TASK BRIEF
Every record here needs to be written out again exactly.

THE DATA
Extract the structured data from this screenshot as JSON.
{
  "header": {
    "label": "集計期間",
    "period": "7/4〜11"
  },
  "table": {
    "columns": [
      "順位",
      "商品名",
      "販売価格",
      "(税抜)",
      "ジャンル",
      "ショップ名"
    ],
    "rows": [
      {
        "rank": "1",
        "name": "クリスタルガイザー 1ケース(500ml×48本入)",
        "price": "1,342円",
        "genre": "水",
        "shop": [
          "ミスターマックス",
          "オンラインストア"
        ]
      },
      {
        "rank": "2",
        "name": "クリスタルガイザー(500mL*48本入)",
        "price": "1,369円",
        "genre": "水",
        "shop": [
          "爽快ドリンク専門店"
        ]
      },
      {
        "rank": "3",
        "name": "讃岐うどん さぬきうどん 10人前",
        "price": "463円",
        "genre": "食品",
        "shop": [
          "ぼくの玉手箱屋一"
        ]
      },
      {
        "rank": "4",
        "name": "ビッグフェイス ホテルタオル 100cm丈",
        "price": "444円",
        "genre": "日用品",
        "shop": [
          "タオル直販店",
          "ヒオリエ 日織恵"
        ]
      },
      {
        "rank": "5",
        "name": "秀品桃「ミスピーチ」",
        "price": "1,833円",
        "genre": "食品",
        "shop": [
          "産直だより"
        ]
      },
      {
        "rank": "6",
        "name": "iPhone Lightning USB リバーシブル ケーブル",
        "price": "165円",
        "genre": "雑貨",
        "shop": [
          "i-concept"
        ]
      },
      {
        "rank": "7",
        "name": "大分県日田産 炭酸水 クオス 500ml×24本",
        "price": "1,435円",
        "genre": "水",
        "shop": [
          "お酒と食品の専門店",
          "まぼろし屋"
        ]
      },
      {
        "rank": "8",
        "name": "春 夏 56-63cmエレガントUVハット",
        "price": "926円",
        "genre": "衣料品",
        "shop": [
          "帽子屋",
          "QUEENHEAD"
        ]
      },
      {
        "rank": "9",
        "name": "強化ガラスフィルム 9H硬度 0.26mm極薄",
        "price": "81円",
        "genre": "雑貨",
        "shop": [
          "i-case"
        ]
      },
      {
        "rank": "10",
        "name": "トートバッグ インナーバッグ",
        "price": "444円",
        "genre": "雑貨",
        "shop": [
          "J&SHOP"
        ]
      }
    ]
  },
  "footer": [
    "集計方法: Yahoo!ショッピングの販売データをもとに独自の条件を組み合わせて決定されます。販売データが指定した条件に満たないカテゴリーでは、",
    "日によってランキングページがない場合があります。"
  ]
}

SOLUTION TO THE EXERCISE
Extract the structured data from this screenshot as JSON.
{
  "header": {
    "label": "集計期間",
    "period": "7/4〜11"
  },
  "table": {
    "columns": [
      "順位",
      "商品名",
      "販売価格",
      "(税抜)",
      "ジャンル",
      "ショップ名"
    ],
    "rows": [
      {
        "rank": "1",
        "name": "クリスタルガイザー 1ケース(500ml×48本入)",
        "price": "1,342円",
        "genre": "水",
        "shop": [
          "ミスターマックス",
          "オンラインストア"
        ]
      },
      {
        "rank": "2",
        "name": "クリスタルガイザー(500mL*48本入)",
        "price": "1,369円",
        "genre": "水",
        "shop": [
          "爽快ドリンク専門店"
        ]
      },
      {
        "rank": "3",
        "name": "讃岐うどん さぬきうどん 10人前",
        "price": "463円",
        "genre": "食品",
        "shop": [
          "ぼくの玉手箱屋一"
        ]
      },
      {
        "rank": "4",
        "name": "ビッグフェイス ホテルタオル 100cm丈",
        "price": "444円",
        "genre": "日用品",
        "shop": [
          "タオル直販店",
          "ヒオリエ 日織恵"
        ]
      },
      {
        "rank": "5",
        "name": "秀品桃「ミスピーチ」",
        "price": "1,833円",
        "genre": "食品",
        "shop": [
          "産直だより"
        ]
      },
      {
        "rank": "6",
        "name": "iPhone Lightning USB リバーシブル ケーブル",
        "price": "165円",
        "genre": "雑貨",
        "shop": [
          "i-concept"
        ]
      },
      {
        "rank": "7",
        "name": "大分県日田産 炭酸水 クオス 500ml×24本",
        "price": "1,435円",
        "genre": "水",
        "shop": [
          "お酒と食品の専門店",
          "まぼろし屋"
        ]
      },
      {
        "rank": "8",
        "name": "春 夏 56-63cmエレガントUVハット",
        "price": "926円",
        "genre": "衣料品",
        "shop": [
          "帽子屋",
          "QUEENHEAD"
        ]
      },
      {
        "rank": "9",
        "name": "強化ガラスフィルム 9H硬度 0.26mm極薄",
        "price": "81円",
        "genre": "雑貨",
        "shop": [
          "i-case"
        ]
      },
      {
        "rank": "10",
        "name": "トートバッグ インナーバッグ",
        "price": "444円",
        "genre": "雑貨",
        "shop": [
          "J&SHOP"
        ]
      }
    ]
  },
  "footer": [
    "集計方法: Yahoo!ショッピングの販売データをもとに独自の条件を組み合わせて決定されます。販売データが指定した条件に満たないカテゴリーでは、",
    "日によってランキングページがない場合があります。"
  ]
}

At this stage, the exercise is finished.